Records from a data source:
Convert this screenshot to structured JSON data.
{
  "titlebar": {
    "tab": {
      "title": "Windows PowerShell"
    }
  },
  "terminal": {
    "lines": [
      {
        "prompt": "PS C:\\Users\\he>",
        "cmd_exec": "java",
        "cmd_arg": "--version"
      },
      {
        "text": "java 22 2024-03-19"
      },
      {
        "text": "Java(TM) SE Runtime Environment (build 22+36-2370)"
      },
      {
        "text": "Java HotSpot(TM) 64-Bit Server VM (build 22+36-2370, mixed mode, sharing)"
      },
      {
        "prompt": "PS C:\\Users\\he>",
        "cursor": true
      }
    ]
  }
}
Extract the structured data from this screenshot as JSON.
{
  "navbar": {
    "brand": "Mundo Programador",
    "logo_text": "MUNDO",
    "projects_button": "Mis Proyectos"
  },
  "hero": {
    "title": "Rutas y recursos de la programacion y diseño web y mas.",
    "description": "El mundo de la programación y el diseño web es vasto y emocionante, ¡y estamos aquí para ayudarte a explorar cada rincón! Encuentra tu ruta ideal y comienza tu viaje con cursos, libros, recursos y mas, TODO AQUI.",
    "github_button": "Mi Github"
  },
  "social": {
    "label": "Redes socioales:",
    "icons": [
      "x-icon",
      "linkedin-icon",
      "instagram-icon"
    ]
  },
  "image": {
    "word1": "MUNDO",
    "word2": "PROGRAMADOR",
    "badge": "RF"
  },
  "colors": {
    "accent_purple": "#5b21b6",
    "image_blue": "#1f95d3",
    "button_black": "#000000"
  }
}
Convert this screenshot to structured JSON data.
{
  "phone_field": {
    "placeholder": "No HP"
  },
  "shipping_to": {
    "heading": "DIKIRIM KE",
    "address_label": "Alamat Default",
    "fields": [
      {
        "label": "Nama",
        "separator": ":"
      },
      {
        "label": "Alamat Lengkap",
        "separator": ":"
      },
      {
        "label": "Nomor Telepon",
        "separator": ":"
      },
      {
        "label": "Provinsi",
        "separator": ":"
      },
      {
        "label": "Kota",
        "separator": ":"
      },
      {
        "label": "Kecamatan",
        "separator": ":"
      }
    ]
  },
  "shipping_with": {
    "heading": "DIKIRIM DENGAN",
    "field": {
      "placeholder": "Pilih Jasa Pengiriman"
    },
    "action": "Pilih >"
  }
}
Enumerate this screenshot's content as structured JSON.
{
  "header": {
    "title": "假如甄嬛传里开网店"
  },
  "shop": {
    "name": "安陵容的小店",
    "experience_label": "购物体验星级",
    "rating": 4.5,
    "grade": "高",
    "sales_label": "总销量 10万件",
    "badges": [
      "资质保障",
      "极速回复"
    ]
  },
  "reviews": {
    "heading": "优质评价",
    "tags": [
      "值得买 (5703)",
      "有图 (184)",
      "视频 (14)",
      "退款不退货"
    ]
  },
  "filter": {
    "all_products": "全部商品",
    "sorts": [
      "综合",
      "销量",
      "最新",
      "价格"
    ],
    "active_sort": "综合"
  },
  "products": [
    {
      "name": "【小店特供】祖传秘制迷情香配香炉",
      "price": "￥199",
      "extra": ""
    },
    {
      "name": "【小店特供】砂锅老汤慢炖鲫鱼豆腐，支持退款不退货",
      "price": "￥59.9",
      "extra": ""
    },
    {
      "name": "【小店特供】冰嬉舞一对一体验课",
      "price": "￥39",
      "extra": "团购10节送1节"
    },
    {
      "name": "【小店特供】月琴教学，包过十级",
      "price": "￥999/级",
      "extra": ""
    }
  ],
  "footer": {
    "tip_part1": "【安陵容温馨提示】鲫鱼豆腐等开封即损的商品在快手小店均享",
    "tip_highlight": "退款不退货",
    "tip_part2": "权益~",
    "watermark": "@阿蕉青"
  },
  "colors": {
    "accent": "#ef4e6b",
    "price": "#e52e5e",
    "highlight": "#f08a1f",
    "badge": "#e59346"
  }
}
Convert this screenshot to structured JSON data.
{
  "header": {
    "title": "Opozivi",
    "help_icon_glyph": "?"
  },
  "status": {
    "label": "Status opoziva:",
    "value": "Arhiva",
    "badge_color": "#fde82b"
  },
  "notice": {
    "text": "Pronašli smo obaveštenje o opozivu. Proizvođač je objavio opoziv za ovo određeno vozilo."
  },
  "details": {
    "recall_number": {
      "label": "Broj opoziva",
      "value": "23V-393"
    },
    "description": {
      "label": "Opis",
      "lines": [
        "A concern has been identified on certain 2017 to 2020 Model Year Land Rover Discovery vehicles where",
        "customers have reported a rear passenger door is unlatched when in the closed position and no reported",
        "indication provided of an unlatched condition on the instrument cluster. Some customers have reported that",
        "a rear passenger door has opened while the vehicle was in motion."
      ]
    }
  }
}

Your objective:
Extract each entry in full, exactly as given.

Complete answer:
Convert this screenshot to structured JSON data.
{
  "titlebar": {
    "tab": {
      "title": "Windows PowerShell"
    }
  },
  "terminal": {
    "lines": [
      {
        "prompt": "PS C:\\Users\\he>",
        "cmd_exec": "java",
        "cmd_arg": "--version"
      },
      {
        "text": "java 22 2024-03-19"
      },
      {
        "text": "Java(TM) SE Runtime Environment (build 22+36-2370)"
      },
      {
        "text": "Java HotSpot(TM) 64-Bit Server VM (build 22+36-2370, mixed mode, sharing)"
      },
      {
        "prompt": "PS C:\\Users\\he>",
        "cursor": true
      }
    ]
  }
}
Extract the structured data from this screenshot as JSON.
{
  "navbar": {
    "brand": "Mundo Programador",
    "logo_text": "MUNDO",
    "projects_button": "Mis Proyectos"
  },
  "hero": {
    "title": "Rutas y recursos de la programacion y diseño web y mas.",
    "description": "El mundo de la programación y el diseño web es vasto y emocionante, ¡y estamos aquí para ayudarte a explorar cada rincón! Encuentra tu ruta ideal y comienza tu viaje con cursos, libros, recursos y mas, TODO AQUI.",
    "github_button": "Mi Github"
  },
  "social": {
    "label": "Redes socioales:",
    "icons": [
      "x-icon",
      "linkedin-icon",
      "instagram-icon"
    ]
  },
  "image": {
    "word1": "MUNDO",
    "word2": "PROGRAMADOR",
    "badge": "RF"
  },
  "colors": {
    "accent_purple": "#5b21b6",
    "image_blue": "#1f95d3",
    "button_black": "#000000"
  }
}
Convert this screenshot to structured JSON data.
{
  "phone_field": {
    "placeholder": "No HP"
  },
  "shipping_to": {
    "heading": "DIKIRIM KE",
    "address_label": "Alamat Default",
    "fields": [
      {
        "label": "Nama",
        "separator": ":"
      },
      {
        "label": "Alamat Lengkap",
        "separator": ":"
      },
      {
        "label": "Nomor Telepon",
        "separator": ":"
      },
      {
        "label": "Provinsi",
        "separator": ":"
      },
      {
        "label": "Kota",
        "separator": ":"
      },
      {
        "label": "Kecamatan",
        "separator": ":"
      }
    ]
  },
  "shipping_with": {
    "heading": "DIKIRIM DENGAN",
    "field": {
      "placeholder": "Pilih Jasa Pengiriman"
    },
    "action": "Pilih >"
  }
}
Enumerate this screenshot's content as structured JSON.
{
  "header": {
    "title": "假如甄嬛传里开网店"
  },
  "shop": {
    "name": "安陵容的小店",
    "experience_label": "购物体验星级",
    "rating": 4.5,
    "grade": "高",
    "sales_label": "总销量 10万件",
    "badges": [
      "资质保障",
      "极速回复"
    ]
  },
  "reviews": {
    "heading": "优质评价",
    "tags": [
      "值得买 (5703)",
      "有图 (184)",
      "视频 (14)",
      "退款不退货"
    ]
  },
  "filter": {
    "all_products": "全部商品",
    "sorts": [
      "综合",
      "销量",
      "最新",
      "价格"
    ],
    "active_sort": "综合"
  },
  "products": [
    {
      "name": "【小店特供】祖传秘制迷情香配香炉",
      "price": "￥199",
      "extra": ""
    },
    {
      "name": "【小店特供】砂锅老汤慢炖鲫鱼豆腐，支持退款不退货",
      "price": "￥59.9",
      "extra": ""
    },
    {
      "name": "【小店特供】冰嬉舞一对一体验课",
      "price": "￥39",
      "extra": "团购10节送1节"
    },
    {
      "name": "【小店特供】月琴教学，包过十级",
      "price": "￥999/级",
      "extra": ""
    }
  ],
  "footer": {
    "tip_part1": "【安陵容温馨提示】鲫鱼豆腐等开封即损的商品在快手小店均享",
    "tip_highlight": "退款不退货",
    "tip_part2": "权益~",
    "watermark": "@阿蕉青"
  },
  "colors": {
    "accent": "#ef4e6b",
    "price": "#e52e5e",
    "highlight": "#f08a1f",
    "badge": "#e59346"
  }
}
Convert this screenshot to structured JSON data.
{
  "header": {
    "title": "Opozivi",
    "help_icon_glyph": "?"
  },
  "status": {
    "label": "Status opoziva:",
    "value": "Arhiva",
    "badge_color": "#fde82b"
  },
  "notice": {
    "text": "Pronašli smo obaveštenje o opozivu. Proizvođač je objavio opoziv za ovo određeno vozilo."
  },
  "details": {
    "recall_number": {
      "label": "Broj opoziva",
      "value": "23V-393"
    },
    "description": {
      "label": "Opis",
      "lines": [
        "A concern has been identified on certain 2017 to 2020 Model Year Land Rover Discovery vehicles where",
        "customers have reported a rear passenger door is unlatched when in the closed position and no reported",
        "indication provided of an unlatched condition on the instrument cluster. Some customers have reported that",
        "a rear passenger door has opened while the vehicle was in motion."
      ]
    }
  }
}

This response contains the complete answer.